■ **What the task requires**: Extract every line that includes the string "Hill".

Stored data entries
──────────

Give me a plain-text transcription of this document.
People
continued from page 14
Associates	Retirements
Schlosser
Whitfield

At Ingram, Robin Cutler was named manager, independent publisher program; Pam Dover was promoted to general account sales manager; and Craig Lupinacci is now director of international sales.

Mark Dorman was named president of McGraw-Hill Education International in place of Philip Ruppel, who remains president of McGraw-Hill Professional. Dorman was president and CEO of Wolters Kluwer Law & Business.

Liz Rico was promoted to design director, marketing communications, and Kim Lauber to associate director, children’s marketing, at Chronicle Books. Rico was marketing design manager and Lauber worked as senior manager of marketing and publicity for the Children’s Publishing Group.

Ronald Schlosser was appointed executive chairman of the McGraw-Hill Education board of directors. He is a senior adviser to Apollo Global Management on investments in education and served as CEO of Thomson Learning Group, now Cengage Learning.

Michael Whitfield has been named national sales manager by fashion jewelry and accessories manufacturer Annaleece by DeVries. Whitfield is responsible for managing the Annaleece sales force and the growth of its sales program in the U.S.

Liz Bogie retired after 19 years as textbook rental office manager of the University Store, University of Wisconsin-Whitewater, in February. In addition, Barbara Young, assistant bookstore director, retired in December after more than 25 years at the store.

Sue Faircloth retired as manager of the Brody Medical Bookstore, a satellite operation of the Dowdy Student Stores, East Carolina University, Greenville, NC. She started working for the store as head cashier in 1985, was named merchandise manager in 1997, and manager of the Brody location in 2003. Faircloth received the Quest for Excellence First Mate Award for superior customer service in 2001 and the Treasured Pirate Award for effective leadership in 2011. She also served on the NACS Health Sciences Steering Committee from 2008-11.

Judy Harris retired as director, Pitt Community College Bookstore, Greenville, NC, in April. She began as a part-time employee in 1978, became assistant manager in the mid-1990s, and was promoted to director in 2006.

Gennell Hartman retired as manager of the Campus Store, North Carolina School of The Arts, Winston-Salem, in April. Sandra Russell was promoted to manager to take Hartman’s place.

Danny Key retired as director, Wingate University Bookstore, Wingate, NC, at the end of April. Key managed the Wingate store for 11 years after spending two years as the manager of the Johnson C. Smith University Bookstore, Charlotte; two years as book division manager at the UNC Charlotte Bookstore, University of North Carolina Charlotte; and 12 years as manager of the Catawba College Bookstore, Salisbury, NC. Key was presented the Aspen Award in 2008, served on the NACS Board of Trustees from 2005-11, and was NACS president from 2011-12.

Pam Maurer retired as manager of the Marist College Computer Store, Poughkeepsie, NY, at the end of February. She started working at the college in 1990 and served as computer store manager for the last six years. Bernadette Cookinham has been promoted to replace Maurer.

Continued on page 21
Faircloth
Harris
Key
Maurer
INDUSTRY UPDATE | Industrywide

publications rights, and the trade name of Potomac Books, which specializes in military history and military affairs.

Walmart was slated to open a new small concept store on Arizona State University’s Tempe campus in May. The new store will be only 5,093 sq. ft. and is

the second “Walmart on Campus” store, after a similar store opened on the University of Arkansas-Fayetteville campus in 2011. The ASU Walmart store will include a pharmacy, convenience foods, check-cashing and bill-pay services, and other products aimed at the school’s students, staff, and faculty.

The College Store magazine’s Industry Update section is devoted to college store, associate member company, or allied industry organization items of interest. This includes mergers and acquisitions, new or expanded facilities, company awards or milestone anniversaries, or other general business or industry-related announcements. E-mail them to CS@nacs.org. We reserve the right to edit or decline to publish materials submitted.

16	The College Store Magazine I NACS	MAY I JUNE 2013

──────────

■ **Response to the task**:
Mark Dorman was named president of McGraw-Hill Education International in place of Philip Ruppel, who remains president of McGraw-Hill Professional. Dorman was president and CEO of Wolters Kluwer Law & Business.
Ronald Schlosser was appointed executive chairman of the McGraw-Hill Education board of directors. He is a senior adviser to Apollo Global Management on investments in education and served as CEO of Thomson Learning Group, now Cengage Learning.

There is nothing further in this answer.